• GIVEN TASK: Reading the listing below, count the lines that contain the word "object" and give that count alone.

Dataset entries on figures:

"""

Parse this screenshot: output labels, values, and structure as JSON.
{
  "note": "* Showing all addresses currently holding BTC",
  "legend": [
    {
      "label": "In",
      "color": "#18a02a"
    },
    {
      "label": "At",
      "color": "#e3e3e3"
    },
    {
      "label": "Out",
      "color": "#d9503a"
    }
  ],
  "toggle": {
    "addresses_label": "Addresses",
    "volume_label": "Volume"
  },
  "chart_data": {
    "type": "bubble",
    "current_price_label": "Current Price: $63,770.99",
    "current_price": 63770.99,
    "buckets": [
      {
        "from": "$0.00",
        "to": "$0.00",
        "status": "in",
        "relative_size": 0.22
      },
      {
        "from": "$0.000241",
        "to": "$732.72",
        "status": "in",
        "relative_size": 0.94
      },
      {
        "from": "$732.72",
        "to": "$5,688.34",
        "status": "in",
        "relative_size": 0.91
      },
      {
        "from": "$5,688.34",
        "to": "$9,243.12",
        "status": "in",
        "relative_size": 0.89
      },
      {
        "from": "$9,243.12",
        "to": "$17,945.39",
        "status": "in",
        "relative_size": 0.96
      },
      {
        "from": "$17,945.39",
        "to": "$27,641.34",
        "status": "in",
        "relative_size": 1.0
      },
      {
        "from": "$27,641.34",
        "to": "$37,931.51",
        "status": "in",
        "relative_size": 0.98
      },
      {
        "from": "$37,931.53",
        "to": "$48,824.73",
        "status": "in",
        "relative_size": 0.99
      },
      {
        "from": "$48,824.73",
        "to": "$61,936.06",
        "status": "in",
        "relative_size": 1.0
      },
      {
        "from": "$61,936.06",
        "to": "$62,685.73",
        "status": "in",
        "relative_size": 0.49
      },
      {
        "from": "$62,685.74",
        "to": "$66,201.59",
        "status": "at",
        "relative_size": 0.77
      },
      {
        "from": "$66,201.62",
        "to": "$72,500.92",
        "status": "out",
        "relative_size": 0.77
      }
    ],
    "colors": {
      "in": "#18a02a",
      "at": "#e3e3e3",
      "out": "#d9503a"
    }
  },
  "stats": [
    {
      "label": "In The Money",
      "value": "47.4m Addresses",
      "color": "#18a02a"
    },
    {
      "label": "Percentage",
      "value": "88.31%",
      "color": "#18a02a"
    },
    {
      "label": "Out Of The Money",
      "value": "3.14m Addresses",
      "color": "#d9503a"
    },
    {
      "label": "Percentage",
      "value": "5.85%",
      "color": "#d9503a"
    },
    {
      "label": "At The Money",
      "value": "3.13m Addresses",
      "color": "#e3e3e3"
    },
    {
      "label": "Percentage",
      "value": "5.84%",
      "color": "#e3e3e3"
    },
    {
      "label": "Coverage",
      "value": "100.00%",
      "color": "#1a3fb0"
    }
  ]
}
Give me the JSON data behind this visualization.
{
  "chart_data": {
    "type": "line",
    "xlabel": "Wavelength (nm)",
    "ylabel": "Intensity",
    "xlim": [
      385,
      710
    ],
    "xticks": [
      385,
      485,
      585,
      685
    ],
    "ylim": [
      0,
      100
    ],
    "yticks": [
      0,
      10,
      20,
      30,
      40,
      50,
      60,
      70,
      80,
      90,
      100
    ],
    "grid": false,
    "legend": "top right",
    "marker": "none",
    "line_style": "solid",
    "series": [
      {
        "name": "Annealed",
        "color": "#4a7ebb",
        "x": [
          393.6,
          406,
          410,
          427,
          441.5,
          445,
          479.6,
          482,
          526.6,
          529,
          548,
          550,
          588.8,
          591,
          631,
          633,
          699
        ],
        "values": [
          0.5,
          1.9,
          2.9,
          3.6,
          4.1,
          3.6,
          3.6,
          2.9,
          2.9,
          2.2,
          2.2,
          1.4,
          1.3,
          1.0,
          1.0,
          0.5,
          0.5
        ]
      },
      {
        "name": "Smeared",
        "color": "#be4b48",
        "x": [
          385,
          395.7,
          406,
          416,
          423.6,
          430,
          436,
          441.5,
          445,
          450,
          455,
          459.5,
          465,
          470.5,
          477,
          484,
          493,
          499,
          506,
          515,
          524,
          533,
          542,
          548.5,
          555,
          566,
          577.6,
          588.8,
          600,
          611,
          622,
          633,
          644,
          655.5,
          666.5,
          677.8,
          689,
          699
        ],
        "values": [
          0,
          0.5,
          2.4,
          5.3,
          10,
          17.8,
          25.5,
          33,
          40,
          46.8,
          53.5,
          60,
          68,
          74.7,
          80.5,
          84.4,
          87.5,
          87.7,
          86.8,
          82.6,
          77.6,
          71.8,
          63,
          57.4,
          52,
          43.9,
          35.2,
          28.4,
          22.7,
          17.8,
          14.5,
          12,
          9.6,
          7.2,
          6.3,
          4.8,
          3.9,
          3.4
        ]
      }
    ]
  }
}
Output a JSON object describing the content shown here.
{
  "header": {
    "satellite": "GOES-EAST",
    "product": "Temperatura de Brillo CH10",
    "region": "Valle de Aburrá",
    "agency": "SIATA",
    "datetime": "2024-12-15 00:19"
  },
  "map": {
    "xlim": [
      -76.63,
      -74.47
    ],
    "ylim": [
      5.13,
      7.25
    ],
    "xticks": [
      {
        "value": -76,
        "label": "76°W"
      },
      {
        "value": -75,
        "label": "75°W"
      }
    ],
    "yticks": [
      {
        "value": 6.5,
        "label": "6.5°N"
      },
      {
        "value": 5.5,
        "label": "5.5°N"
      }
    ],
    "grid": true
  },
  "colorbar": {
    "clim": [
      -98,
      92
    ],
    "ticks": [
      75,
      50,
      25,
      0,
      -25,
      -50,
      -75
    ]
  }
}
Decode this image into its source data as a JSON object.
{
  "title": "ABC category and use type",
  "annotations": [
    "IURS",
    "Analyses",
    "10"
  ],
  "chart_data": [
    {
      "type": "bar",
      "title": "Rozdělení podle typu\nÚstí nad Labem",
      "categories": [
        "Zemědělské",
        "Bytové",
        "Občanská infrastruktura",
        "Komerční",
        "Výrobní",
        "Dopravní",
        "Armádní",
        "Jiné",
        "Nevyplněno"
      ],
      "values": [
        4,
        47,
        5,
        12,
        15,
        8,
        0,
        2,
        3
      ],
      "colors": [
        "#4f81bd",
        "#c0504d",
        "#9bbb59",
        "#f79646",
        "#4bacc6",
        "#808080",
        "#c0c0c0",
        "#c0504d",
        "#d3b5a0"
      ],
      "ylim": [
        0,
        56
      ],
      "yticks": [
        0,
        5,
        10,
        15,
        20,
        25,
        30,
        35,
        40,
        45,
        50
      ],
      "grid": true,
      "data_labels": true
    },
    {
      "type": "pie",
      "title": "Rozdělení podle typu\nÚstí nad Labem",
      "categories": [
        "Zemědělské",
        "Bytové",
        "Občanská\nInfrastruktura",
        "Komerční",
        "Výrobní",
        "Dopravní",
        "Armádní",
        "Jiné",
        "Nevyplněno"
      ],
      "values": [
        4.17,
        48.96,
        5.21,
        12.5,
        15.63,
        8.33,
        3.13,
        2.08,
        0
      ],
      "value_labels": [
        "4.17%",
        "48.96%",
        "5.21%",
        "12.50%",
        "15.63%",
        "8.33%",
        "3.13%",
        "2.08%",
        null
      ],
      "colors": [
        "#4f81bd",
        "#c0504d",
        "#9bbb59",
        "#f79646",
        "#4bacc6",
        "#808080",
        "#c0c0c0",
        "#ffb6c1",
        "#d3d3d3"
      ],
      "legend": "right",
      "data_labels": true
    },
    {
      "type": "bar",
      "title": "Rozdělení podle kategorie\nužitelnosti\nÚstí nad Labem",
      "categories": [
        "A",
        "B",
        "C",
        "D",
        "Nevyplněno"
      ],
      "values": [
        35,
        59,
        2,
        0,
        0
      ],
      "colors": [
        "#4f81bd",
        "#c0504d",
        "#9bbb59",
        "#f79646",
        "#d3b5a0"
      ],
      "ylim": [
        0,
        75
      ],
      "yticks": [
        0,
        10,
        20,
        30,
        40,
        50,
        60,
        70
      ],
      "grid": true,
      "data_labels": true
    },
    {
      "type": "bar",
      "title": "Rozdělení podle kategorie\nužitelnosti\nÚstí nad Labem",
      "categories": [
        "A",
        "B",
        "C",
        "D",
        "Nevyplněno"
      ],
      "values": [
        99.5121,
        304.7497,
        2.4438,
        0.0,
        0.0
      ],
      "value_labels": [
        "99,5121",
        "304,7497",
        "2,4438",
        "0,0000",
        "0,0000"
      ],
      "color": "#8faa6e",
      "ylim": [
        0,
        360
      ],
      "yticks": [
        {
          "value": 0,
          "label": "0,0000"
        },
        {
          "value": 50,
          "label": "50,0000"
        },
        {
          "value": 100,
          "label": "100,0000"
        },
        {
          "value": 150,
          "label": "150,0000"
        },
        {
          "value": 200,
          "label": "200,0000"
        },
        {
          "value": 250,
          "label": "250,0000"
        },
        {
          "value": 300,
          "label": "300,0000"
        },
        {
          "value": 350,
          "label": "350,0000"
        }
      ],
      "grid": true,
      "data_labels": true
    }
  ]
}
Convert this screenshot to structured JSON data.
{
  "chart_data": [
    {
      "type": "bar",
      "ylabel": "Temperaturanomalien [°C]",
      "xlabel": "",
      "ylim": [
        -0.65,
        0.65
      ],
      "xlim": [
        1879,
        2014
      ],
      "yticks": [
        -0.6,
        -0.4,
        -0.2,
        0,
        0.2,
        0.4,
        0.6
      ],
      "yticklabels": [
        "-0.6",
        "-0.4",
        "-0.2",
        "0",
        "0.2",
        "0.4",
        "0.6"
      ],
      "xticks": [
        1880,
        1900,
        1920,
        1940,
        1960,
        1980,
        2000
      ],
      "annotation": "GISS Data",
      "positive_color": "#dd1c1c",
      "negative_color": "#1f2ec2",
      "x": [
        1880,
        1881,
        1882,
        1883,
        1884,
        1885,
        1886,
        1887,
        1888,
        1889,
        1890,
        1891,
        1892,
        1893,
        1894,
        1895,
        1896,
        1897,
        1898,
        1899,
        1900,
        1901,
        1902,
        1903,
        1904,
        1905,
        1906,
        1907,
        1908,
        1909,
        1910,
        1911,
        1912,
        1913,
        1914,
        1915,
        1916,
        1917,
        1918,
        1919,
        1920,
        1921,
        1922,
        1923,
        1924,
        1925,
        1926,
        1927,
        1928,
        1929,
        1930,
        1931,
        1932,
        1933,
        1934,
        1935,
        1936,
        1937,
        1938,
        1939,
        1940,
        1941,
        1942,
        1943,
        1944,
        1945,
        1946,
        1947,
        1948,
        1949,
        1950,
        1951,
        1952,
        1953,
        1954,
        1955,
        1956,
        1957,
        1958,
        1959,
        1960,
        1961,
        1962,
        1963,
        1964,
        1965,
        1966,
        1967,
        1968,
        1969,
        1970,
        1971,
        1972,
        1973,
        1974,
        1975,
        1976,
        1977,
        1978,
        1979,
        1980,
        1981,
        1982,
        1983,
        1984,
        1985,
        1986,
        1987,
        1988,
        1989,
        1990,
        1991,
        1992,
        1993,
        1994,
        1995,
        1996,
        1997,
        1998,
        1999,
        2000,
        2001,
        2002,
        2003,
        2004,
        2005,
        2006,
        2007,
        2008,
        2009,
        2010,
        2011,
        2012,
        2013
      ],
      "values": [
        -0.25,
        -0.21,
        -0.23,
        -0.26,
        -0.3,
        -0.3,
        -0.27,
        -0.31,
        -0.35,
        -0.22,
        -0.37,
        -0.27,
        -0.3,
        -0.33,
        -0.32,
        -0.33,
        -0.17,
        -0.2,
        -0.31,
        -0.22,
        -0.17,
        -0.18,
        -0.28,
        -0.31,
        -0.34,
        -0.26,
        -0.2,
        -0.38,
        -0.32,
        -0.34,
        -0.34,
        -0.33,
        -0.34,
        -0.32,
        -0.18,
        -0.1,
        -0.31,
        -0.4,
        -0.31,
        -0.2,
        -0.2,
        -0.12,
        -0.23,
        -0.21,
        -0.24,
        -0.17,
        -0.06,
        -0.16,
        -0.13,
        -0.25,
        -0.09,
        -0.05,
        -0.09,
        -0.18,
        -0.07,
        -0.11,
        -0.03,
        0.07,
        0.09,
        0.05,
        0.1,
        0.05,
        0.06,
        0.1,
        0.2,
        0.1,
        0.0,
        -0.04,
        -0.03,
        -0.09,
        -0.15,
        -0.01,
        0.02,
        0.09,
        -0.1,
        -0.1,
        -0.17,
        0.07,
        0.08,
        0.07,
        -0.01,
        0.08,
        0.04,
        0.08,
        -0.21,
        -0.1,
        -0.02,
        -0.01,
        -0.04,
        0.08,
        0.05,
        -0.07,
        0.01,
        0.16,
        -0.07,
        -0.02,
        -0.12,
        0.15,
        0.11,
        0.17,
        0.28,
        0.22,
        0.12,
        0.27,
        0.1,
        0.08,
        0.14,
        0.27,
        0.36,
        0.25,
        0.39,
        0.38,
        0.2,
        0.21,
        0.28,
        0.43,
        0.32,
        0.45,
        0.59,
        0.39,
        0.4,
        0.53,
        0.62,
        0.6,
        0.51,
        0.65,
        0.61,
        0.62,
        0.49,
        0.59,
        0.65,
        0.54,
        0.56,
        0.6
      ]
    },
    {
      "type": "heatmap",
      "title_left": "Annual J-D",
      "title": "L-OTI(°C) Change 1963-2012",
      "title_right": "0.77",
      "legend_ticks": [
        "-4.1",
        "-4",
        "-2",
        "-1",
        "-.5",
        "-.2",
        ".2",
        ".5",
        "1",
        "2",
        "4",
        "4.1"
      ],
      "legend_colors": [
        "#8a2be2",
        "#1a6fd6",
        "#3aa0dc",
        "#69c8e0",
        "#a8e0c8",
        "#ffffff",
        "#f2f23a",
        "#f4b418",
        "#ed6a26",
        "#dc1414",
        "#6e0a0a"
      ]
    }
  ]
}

"""

• RESPONSE TO THE TASK: 2